Short exercise:
Please reproduce the data from its first line through the line containing "text: engagement tip: [316, 422, 579, 581]", including both ends.

Data shown:
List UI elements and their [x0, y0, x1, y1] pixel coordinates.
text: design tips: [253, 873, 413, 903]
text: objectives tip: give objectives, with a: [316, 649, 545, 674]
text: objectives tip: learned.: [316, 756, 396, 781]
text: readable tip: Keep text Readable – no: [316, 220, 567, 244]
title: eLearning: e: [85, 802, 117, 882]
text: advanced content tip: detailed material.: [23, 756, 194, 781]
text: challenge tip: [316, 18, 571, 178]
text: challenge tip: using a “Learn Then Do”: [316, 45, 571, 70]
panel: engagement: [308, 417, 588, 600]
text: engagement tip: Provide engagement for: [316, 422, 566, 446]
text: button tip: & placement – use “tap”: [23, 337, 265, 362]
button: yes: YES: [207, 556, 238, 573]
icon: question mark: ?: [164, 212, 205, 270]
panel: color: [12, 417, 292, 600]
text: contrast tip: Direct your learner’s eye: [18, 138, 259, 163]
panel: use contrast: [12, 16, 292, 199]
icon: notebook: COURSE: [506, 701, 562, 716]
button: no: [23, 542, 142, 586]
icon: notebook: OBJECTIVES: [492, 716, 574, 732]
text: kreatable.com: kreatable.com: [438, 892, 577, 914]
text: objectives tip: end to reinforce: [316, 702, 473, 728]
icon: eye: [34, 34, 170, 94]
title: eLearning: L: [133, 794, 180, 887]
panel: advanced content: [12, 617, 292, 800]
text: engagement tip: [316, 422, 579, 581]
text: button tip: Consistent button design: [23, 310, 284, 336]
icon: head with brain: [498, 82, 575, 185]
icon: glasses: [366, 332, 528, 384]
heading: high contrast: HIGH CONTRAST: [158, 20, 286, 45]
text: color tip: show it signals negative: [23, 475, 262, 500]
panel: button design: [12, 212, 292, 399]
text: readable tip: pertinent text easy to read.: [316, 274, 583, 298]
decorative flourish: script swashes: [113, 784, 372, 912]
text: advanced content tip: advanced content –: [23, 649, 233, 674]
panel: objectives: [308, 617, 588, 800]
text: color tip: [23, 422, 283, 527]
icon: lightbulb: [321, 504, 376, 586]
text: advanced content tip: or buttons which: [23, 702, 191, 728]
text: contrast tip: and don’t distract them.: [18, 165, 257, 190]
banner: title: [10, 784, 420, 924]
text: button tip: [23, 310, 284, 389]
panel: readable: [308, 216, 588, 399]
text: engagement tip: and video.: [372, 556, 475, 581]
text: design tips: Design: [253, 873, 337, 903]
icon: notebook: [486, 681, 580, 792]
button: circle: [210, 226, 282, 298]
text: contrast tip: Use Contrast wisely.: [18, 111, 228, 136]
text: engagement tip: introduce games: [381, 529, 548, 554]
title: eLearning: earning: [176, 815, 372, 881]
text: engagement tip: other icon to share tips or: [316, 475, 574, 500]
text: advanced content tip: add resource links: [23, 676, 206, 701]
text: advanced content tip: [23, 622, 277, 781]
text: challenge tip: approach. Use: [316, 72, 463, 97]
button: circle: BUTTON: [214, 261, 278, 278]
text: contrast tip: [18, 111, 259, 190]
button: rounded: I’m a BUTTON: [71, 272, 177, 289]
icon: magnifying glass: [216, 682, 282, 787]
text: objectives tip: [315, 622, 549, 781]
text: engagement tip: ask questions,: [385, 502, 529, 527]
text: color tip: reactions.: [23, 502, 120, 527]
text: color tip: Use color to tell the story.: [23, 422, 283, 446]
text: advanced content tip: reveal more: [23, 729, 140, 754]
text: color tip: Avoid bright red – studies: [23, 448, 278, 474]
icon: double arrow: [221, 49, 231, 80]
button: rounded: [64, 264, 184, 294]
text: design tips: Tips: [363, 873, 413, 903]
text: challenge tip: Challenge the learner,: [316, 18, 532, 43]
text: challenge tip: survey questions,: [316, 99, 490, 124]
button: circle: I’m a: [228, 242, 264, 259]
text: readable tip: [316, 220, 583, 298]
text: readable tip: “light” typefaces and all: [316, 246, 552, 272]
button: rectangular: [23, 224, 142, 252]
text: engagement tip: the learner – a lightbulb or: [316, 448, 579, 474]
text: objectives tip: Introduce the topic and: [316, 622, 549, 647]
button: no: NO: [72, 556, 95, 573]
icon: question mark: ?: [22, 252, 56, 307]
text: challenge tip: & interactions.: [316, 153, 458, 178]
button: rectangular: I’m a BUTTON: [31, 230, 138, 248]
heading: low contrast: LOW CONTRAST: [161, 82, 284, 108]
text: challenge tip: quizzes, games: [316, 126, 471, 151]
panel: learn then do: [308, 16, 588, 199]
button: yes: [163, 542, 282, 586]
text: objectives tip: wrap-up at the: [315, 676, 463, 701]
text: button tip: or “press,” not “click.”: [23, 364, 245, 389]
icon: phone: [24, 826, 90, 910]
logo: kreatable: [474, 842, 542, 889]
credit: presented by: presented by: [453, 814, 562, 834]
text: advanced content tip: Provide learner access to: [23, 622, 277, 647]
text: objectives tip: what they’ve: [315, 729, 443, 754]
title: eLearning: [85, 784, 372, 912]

Reply:
List UI elements and their [x0, y0, x1, y1] pixel coordinates.
text: design tips: [253, 873, 413, 903]
text: objectives tip: give objectives, with a: [316, 649, 545, 674]
text: objectives tip: learned.: [316, 756, 396, 781]
text: readable tip: Keep text Readable – no: [316, 220, 567, 244]
title: eLearning: e: [85, 802, 117, 882]
text: advanced content tip: detailed material.: [23, 756, 194, 781]
text: challenge tip: [316, 18, 571, 178]
text: challenge tip: using a “Learn Then Do”: [316, 45, 571, 70]
panel: engagement: [308, 417, 588, 600]
text: engagement tip: Provide engagement for: [316, 422, 566, 446]
text: button tip: & placement – use “tap”: [23, 337, 265, 362]
button: yes: YES: [207, 556, 238, 573]
icon: question mark: ?: [164, 212, 205, 270]
panel: color: [12, 417, 292, 600]
text: contrast tip: Direct your learner’s eye: [18, 138, 259, 163]
panel: use contrast: [12, 16, 292, 199]
icon: notebook: COURSE: [506, 701, 562, 716]
button: no: [23, 542, 142, 586]
icon: notebook: OBJECTIVES: [492, 716, 574, 732]
text: kreatable.com: kreatable.com: [438, 892, 577, 914]
text: objectives tip: end to reinforce: [316, 702, 473, 728]
icon: eye: [34, 34, 170, 94]
title: eLearning: L: [133, 794, 180, 887]
panel: advanced content: [12, 617, 292, 800]
text: engagement tip: [316, 422, 579, 581]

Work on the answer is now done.